Below are some records; retype all of them exactly.
>>>
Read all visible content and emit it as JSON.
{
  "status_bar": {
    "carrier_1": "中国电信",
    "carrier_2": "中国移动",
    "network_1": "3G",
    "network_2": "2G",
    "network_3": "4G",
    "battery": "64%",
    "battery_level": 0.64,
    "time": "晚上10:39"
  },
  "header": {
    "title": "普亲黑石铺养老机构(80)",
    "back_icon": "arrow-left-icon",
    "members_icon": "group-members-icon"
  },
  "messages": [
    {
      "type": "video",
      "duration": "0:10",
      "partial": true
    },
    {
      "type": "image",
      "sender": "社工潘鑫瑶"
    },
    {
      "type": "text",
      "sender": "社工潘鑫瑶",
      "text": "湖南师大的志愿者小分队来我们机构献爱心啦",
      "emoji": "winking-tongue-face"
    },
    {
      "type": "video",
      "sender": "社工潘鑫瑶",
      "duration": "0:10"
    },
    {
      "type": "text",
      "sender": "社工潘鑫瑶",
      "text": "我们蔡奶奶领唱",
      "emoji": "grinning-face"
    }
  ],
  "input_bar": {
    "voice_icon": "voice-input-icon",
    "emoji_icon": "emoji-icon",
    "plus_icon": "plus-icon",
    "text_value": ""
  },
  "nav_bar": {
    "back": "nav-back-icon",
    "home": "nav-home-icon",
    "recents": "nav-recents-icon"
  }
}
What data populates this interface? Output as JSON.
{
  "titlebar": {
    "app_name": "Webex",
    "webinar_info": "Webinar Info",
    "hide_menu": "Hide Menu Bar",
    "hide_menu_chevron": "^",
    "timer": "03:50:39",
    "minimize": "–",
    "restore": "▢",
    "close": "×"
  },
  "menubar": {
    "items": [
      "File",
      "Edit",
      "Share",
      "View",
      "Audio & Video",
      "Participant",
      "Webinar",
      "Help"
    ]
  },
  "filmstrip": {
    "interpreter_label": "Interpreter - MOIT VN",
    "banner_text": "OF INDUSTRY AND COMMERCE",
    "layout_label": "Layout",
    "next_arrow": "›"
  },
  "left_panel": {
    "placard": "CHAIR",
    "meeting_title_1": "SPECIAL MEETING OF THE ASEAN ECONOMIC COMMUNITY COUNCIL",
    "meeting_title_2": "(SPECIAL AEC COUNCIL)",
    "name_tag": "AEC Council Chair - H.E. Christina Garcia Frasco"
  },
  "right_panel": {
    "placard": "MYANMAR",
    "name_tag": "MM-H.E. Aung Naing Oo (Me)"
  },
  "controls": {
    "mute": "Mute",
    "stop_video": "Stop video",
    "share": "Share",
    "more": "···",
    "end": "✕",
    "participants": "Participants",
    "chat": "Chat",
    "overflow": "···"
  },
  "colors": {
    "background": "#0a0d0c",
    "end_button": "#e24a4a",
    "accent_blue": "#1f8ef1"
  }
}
<<<
**Final result:**
Read all visible content and emit it as JSON.
{
  "status_bar": {
    "carrier_1": "中国电信",
    "carrier_2": "中国移动",
    "network_1": "3G",
    "network_2": "2G",
    "network_3": "4G",
    "battery": "64%",
    "battery_level": 0.64,
    "time": "晚上10:39"
  },
  "header": {
    "title": "普亲黑石铺养老机构(80)",
    "back_icon": "arrow-left-icon",
    "members_icon": "group-members-icon"
  },
  "messages": [
    {
      "type": "video",
      "duration": "0:10",
      "partial": true
    },
    {
      "type": "image",
      "sender": "社工潘鑫瑶"
    },
    {
      "type": "text",
      "sender": "社工潘鑫瑶",
      "text": "湖南师大的志愿者小分队来我们机构献爱心啦",
      "emoji": "winking-tongue-face"
    },
    {
      "type": "video",
      "sender": "社工潘鑫瑶",
      "duration": "0:10"
    },
    {
      "type": "text",
      "sender": "社工潘鑫瑶",
      "text": "我们蔡奶奶领唱",
      "emoji": "grinning-face"
    }
  ],
  "input_bar": {
    "voice_icon": "voice-input-icon",
    "emoji_icon": "emoji-icon",
    "plus_icon": "plus-icon",
    "text_value": ""
  },
  "nav_bar": {
    "back": "nav-back-icon",
    "home": "nav-home-icon",
    "recents": "nav-recents-icon"
  }
}
What data populates this interface? Output as JSON.
{
  "titlebar": {
    "app_name": "Webex",
    "webinar_info": "Webinar Info",
    "hide_menu": "Hide Menu Bar",
    "hide_menu_chevron": "^",
    "timer": "03:50:39",
    "minimize": "–",
    "restore": "▢",
    "close": "×"
  },
  "menubar": {
    "items": [
      "File",
      "Edit",
      "Share",
      "View",
      "Audio & Video",
      "Participant",
      "Webinar",
      "Help"
    ]
  },
  "filmstrip": {
    "interpreter_label": "Interpreter - MOIT VN",
    "banner_text": "OF INDUSTRY AND COMMERCE",
    "layout_label": "Layout",
    "next_arrow": "›"
  },
  "left_panel": {
    "placard": "CHAIR",
    "meeting_title_1": "SPECIAL MEETING OF THE ASEAN ECONOMIC COMMUNITY COUNCIL",
    "meeting_title_2": "(SPECIAL AEC COUNCIL)",
    "name_tag": "AEC Council Chair - H.E. Christina Garcia Frasco"
  },
  "right_panel": {
    "placard": "MYANMAR",
    "name_tag": "MM-H.E. Aung Naing Oo (Me)"
  },
  "controls": {
    "mute": "Mute",
    "stop_video": "Stop video",
    "share": "Share",
    "more": "···",
    "end": "✕",
    "participants": "Participants",
    "chat": "Chat",
    "overflow": "···"
  },
  "colors": {
    "background": "#0a0d0c",
    "end_button": "#e24a4a",
    "accent_blue": "#1f8ef1"
  }
}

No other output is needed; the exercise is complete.